Put each line of the listing, from its first line through the line that contains "header-date-block: As at", into a JSON list of strings, one string per line, with blank lines left out.

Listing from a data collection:
----
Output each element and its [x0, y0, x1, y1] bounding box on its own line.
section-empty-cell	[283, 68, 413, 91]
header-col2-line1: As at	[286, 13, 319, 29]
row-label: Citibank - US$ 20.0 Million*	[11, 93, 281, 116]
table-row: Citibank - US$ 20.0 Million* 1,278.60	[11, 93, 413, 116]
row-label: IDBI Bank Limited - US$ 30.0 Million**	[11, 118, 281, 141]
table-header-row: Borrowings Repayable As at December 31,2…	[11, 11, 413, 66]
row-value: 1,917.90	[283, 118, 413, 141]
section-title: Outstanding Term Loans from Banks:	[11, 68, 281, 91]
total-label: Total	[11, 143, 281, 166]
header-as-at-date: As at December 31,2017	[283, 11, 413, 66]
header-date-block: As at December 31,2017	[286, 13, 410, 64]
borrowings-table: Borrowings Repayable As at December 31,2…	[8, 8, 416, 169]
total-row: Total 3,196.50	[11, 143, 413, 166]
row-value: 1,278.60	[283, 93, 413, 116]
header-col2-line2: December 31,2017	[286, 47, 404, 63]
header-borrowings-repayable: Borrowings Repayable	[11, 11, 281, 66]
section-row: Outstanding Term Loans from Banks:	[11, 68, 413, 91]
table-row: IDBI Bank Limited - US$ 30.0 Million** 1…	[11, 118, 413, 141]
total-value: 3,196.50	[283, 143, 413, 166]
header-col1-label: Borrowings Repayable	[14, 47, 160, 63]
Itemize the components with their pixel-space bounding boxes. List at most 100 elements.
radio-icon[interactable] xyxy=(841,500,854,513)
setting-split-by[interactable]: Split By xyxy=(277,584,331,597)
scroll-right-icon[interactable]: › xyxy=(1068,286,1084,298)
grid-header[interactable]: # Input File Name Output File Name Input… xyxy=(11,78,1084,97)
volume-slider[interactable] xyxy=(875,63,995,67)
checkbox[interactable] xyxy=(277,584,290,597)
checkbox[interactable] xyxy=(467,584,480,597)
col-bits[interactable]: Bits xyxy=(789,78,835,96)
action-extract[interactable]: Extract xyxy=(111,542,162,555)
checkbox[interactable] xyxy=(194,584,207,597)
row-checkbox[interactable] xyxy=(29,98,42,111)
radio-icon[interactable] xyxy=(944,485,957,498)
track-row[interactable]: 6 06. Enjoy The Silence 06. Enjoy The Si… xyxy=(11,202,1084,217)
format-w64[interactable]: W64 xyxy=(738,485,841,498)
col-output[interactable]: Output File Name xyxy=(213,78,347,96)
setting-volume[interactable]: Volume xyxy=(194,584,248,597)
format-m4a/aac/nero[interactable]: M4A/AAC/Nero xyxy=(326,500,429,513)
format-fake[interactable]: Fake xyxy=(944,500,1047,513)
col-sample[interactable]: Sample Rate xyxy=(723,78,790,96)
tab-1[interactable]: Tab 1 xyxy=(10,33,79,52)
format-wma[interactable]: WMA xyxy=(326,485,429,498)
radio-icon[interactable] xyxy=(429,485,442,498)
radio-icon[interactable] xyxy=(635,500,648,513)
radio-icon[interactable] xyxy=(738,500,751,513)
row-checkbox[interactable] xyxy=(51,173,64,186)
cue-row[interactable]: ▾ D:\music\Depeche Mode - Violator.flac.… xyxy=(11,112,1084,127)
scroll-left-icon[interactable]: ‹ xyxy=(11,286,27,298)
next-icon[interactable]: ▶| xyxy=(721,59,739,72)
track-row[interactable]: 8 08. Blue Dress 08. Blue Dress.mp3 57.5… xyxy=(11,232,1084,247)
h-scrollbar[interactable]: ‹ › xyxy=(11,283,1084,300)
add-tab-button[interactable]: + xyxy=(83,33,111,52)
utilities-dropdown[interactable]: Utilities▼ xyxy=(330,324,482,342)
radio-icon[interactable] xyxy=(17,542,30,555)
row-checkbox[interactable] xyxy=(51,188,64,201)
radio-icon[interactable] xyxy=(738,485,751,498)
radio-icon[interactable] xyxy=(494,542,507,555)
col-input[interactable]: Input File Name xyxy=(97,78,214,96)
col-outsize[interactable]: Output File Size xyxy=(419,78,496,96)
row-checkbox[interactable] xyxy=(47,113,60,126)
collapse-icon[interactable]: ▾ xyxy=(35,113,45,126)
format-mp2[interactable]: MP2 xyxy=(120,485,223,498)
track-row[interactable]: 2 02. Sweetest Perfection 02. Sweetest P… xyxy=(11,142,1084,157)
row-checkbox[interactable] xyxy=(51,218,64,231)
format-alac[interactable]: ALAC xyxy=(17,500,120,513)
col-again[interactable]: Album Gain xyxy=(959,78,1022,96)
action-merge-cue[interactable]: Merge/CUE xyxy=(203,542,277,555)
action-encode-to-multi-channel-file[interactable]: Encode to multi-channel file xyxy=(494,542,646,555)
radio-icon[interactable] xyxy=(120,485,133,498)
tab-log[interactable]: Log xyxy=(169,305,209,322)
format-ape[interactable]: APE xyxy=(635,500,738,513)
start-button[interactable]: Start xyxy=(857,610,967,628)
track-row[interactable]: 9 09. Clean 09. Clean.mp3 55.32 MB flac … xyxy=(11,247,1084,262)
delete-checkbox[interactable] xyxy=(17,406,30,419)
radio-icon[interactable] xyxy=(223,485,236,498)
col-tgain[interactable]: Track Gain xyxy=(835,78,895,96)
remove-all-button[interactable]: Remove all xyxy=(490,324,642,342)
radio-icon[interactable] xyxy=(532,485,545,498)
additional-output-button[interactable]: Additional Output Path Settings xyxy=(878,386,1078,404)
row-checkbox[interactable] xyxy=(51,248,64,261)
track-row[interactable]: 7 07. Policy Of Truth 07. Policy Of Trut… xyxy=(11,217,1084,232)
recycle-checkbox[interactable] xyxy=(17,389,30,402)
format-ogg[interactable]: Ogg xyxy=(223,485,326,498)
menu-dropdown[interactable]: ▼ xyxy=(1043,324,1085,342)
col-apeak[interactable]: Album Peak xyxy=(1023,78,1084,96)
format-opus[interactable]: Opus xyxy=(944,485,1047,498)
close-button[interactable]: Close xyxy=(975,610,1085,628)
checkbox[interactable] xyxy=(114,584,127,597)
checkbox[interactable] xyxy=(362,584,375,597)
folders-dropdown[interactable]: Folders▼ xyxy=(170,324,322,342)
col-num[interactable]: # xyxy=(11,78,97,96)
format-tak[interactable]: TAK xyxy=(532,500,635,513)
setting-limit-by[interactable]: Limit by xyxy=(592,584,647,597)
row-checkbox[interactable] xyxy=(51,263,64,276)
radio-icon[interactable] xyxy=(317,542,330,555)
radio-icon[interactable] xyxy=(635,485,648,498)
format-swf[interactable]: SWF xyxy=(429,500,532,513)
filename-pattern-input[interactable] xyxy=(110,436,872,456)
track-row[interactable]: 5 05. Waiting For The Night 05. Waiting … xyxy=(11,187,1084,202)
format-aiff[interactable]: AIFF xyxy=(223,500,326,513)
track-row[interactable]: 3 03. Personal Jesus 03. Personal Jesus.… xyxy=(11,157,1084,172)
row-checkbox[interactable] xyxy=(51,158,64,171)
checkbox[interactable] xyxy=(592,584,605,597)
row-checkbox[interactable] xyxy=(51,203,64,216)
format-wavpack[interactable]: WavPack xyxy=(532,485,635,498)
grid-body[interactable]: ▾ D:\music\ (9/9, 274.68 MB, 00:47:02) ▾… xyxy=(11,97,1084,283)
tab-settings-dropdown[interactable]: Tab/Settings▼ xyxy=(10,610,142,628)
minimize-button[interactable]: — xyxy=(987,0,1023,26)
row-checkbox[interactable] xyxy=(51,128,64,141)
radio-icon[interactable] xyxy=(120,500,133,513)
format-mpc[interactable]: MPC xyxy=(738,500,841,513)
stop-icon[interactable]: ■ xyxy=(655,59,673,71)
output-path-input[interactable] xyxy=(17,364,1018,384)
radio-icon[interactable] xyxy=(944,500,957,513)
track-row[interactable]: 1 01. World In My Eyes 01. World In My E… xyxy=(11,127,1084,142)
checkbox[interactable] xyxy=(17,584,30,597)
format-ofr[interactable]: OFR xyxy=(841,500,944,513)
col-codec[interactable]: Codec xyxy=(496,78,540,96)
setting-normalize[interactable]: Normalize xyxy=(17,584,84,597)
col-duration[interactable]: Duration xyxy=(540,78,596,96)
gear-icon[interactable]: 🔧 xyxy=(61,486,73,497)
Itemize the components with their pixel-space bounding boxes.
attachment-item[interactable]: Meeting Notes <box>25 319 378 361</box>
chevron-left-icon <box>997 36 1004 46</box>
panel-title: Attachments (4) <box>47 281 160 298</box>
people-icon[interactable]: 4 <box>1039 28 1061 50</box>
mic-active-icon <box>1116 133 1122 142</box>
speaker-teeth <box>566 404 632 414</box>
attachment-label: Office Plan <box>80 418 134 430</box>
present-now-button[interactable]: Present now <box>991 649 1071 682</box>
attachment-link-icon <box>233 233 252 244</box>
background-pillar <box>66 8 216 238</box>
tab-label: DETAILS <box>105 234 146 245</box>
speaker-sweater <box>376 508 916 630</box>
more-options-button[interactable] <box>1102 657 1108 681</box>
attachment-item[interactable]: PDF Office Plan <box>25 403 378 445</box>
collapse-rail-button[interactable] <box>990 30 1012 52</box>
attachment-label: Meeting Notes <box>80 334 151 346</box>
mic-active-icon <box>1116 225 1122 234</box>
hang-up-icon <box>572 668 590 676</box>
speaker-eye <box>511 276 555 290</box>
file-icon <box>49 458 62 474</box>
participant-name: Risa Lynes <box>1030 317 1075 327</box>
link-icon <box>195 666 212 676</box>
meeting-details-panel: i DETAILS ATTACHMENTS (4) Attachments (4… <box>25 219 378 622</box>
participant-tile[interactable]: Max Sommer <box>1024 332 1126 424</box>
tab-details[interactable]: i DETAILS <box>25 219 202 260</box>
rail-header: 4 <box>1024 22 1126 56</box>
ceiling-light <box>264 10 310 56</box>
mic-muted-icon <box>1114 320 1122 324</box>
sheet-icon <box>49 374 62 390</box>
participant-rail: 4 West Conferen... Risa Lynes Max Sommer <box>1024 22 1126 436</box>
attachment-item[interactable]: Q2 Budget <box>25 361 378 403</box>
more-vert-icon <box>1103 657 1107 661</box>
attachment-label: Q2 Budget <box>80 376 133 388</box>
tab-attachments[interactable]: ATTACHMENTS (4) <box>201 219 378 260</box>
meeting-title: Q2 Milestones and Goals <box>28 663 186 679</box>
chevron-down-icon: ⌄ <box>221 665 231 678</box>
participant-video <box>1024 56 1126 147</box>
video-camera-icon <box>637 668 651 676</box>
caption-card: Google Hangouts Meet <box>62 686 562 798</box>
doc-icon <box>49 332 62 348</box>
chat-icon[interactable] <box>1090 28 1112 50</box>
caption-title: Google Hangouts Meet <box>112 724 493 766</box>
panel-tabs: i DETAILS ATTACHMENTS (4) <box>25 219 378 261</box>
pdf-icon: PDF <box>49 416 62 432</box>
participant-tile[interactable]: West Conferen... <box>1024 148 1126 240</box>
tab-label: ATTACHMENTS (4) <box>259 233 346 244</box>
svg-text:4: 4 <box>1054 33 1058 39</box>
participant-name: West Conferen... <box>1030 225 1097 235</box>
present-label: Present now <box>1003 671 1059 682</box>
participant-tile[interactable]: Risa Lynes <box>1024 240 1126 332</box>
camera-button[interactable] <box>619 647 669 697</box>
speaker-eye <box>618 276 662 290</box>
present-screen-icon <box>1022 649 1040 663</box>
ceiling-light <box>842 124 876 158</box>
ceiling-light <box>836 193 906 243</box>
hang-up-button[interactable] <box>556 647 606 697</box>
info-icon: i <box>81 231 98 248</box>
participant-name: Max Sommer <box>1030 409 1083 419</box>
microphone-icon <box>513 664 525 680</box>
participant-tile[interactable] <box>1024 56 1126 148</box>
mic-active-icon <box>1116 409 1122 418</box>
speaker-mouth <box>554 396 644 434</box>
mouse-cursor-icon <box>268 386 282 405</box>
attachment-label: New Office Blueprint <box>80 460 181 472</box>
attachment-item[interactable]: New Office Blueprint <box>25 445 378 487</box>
----
▶ _Result for this exercise_:
[
  "Output each element and its [x0, y0, x1, y1] bounding box on its own line.",
  "section-empty-cell\t[283, 68, 413, 91]",
  "header-col2-line1: As at\t[286, 13, 319, 29]",
  "row-label: Citibank - US$ 20.0 Million*\t[11, 93, 281, 116]",
  "table-row: Citibank - US$ 20.0 Million* 1,278.60\t[11, 93, 413, 116]",
  "row-label: IDBI Bank Limited - US$ 30.0 Million**\t[11, 118, 281, 141]",
  "table-header-row: Borrowings Repayable As at December 31,2…\t[11, 11, 413, 66]",
  "row-value: 1,917.90\t[283, 118, 413, 141]",
  "section-title: Outstanding Term Loans from Banks:\t[11, 68, 281, 91]",
  "total-label: Total\t[11, 143, 281, 166]",
  "header-as-at-date: As at December 31,2017\t[283, 11, 413, 66]",
  "header-date-block: As at December 31,2017\t[286, 13, 410, 64]"
]